YOUR GOAL ▸
Each record is to be transcribed exactly.

RECORDED DATA ▸
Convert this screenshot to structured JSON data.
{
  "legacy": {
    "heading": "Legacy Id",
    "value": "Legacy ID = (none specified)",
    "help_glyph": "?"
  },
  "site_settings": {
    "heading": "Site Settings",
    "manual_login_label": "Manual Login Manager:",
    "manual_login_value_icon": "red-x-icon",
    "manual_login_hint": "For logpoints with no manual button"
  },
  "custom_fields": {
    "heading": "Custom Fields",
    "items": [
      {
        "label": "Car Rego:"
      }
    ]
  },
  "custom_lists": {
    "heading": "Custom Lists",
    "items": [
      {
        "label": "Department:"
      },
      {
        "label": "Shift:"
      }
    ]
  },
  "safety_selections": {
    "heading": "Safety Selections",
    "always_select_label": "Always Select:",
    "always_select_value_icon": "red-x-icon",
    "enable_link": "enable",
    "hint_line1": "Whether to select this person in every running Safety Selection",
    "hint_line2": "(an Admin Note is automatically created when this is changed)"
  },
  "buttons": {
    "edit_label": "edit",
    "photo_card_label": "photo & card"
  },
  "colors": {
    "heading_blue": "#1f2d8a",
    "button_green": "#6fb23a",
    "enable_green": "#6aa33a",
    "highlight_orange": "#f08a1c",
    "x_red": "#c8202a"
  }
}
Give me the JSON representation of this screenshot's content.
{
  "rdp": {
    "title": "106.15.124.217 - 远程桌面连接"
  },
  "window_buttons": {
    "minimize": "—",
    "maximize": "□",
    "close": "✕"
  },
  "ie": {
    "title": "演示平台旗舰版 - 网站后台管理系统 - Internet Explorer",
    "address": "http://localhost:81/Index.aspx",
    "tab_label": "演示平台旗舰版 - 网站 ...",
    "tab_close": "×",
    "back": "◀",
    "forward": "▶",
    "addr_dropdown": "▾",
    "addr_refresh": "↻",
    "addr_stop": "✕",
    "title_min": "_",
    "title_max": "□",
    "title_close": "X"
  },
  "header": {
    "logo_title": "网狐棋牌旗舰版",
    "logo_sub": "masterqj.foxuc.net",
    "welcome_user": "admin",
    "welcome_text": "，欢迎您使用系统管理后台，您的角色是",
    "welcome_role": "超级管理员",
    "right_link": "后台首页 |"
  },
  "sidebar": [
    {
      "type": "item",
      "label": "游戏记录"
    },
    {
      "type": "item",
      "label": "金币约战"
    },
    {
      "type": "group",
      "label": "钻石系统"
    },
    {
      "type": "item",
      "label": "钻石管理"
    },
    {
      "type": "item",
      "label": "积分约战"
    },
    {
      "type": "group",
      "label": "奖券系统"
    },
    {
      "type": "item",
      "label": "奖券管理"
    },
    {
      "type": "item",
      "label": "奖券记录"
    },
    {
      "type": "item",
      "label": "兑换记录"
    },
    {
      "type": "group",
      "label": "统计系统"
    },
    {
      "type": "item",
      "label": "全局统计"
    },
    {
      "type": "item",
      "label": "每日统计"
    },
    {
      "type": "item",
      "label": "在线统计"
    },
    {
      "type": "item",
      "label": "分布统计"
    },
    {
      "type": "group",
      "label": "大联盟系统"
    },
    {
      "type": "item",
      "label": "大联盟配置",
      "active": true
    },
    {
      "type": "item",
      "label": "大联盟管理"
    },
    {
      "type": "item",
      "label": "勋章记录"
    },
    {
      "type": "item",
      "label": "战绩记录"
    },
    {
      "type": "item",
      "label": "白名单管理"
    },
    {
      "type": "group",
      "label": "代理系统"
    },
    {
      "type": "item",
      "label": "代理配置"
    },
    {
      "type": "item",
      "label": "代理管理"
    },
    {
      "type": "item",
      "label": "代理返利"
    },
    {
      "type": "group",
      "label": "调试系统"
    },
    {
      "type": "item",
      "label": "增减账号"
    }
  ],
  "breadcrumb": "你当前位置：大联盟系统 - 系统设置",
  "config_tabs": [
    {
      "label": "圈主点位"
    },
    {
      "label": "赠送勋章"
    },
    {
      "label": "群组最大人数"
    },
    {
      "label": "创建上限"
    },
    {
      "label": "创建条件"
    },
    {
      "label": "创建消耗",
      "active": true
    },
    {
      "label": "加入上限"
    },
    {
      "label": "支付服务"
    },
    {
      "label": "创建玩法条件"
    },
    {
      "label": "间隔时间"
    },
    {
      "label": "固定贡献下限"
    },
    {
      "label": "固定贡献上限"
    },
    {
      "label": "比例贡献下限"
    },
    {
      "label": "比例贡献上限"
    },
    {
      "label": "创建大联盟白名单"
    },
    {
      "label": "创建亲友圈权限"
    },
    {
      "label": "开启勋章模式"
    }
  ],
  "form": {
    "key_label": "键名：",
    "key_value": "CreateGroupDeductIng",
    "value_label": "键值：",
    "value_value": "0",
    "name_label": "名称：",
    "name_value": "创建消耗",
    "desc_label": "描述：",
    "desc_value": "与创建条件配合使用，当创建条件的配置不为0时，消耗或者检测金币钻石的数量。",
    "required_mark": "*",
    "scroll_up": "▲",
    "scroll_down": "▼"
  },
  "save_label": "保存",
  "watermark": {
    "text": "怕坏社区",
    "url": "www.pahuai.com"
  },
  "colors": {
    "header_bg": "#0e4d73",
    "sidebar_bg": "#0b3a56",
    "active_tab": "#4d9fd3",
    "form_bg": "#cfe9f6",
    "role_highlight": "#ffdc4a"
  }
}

RESULT FOR THIS TASK ▸
Convert this screenshot to structured JSON data.
{
  "legacy": {
    "heading": "Legacy Id",
    "value": "Legacy ID = (none specified)",
    "help_glyph": "?"
  },
  "site_settings": {
    "heading": "Site Settings",
    "manual_login_label": "Manual Login Manager:",
    "manual_login_value_icon": "red-x-icon",
    "manual_login_hint": "For logpoints with no manual button"
  },
  "custom_fields": {
    "heading": "Custom Fields",
    "items": [
      {
        "label": "Car Rego:"
      }
    ]
  },
  "custom_lists": {
    "heading": "Custom Lists",
    "items": [
      {
        "label": "Department:"
      },
      {
        "label": "Shift:"
      }
    ]
  },
  "safety_selections": {
    "heading": "Safety Selections",
    "always_select_label": "Always Select:",
    "always_select_value_icon": "red-x-icon",
    "enable_link": "enable",
    "hint_line1": "Whether to select this person in every running Safety Selection",
    "hint_line2": "(an Admin Note is automatically created when this is changed)"
  },
  "buttons": {
    "edit_label": "edit",
    "photo_card_label": "photo & card"
  },
  "colors": {
    "heading_blue": "#1f2d8a",
    "button_green": "#6fb23a",
    "enable_green": "#6aa33a",
    "highlight_orange": "#f08a1c",
    "x_red": "#c8202a"
  }
}
Give me the JSON representation of this screenshot's content.
{
  "rdp": {
    "title": "106.15.124.217 - 远程桌面连接"
  },
  "window_buttons": {
    "minimize": "—",
    "maximize": "□",
    "close": "✕"
  },
  "ie": {
    "title": "演示平台旗舰版 - 网站后台管理系统 - Internet Explorer",
    "address": "http://localhost:81/Index.aspx",
    "tab_label": "演示平台旗舰版 - 网站 ...",
    "tab_close": "×",
    "back": "◀",
    "forward": "▶",
    "addr_dropdown": "▾",
    "addr_refresh": "↻",
    "addr_stop": "✕",
    "title_min": "_",
    "title_max": "□",
    "title_close": "X"
  },
  "header": {
    "logo_title": "网狐棋牌旗舰版",
    "logo_sub": "masterqj.foxuc.net",
    "welcome_user": "admin",
    "welcome_text": "，欢迎您使用系统管理后台，您的角色是",
    "welcome_role": "超级管理员",
    "right_link": "后台首页 |"
  },
  "sidebar": [
    {
      "type": "item",
      "label": "游戏记录"
    },
    {
      "type": "item",
      "label": "金币约战"
    },
    {
      "type": "group",
      "label": "钻石系统"
    },
    {
      "type": "item",
      "label": "钻石管理"
    },
    {
      "type": "item",
      "label": "积分约战"
    },
    {
      "type": "group",
      "label": "奖券系统"
    },
    {
      "type": "item",
      "label": "奖券管理"
    },
    {
      "type": "item",
      "label": "奖券记录"
    },
    {
      "type": "item",
      "label": "兑换记录"
    },
    {
      "type": "group",
      "label": "统计系统"
    },
    {
      "type": "item",
      "label": "全局统计"
    },
    {
      "type": "item",
      "label": "每日统计"
    },
    {
      "type": "item",
      "label": "在线统计"
    },
    {
      "type": "item",
      "label": "分布统计"
    },
    {
      "type": "group",
      "label": "大联盟系统"
    },
    {
      "type": "item",
      "label": "大联盟配置",
      "active": true
    },
    {
      "type": "item",
      "label": "大联盟管理"
    },
    {
      "type": "item",
      "label": "勋章记录"
    },
    {
      "type": "item",
      "label": "战绩记录"
    },
    {
      "type": "item",
      "label": "白名单管理"
    },
    {
      "type": "group",
      "label": "代理系统"
    },
    {
      "type": "item",
      "label": "代理配置"
    },
    {
      "type": "item",
      "label": "代理管理"
    },
    {
      "type": "item",
      "label": "代理返利"
    },
    {
      "type": "group",
      "label": "调试系统"
    },
    {
      "type": "item",
      "label": "增减账号"
    }
  ],
  "breadcrumb": "你当前位置：大联盟系统 - 系统设置",
  "config_tabs": [
    {
      "label": "圈主点位"
    },
    {
      "label": "赠送勋章"
    },
    {
      "label": "群组最大人数"
    },
    {
      "label": "创建上限"
    },
    {
      "label": "创建条件"
    },
    {
      "label": "创建消耗",
      "active": true
    },
    {
      "label": "加入上限"
    },
    {
      "label": "支付服务"
    },
    {
      "label": "创建玩法条件"
    },
    {
      "label": "间隔时间"
    },
    {
      "label": "固定贡献下限"
    },
    {
      "label": "固定贡献上限"
    },
    {
      "label": "比例贡献下限"
    },
    {
      "label": "比例贡献上限"
    },
    {
      "label": "创建大联盟白名单"
    },
    {
      "label": "创建亲友圈权限"
    },
    {
      "label": "开启勋章模式"
    }
  ],
  "form": {
    "key_label": "键名：",
    "key_value": "CreateGroupDeductIng",
    "value_label": "键值：",
    "value_value": "0",
    "name_label": "名称：",
    "name_value": "创建消耗",
    "desc_label": "描述：",
    "desc_value": "与创建条件配合使用，当创建条件的配置不为0时，消耗或者检测金币钻石的数量。",
    "required_mark": "*",
    "scroll_up": "▲",
    "scroll_down": "▼"
  },
  "save_label": "保存",
  "watermark": {
    "text": "怕坏社区",
    "url": "www.pahuai.com"
  },
  "colors": {
    "header_bg": "#0e4d73",
    "sidebar_bg": "#0b3a56",
    "active_tab": "#4d9fd3",
    "form_bg": "#cfe9f6",
    "role_highlight": "#ffdc4a"
  }
}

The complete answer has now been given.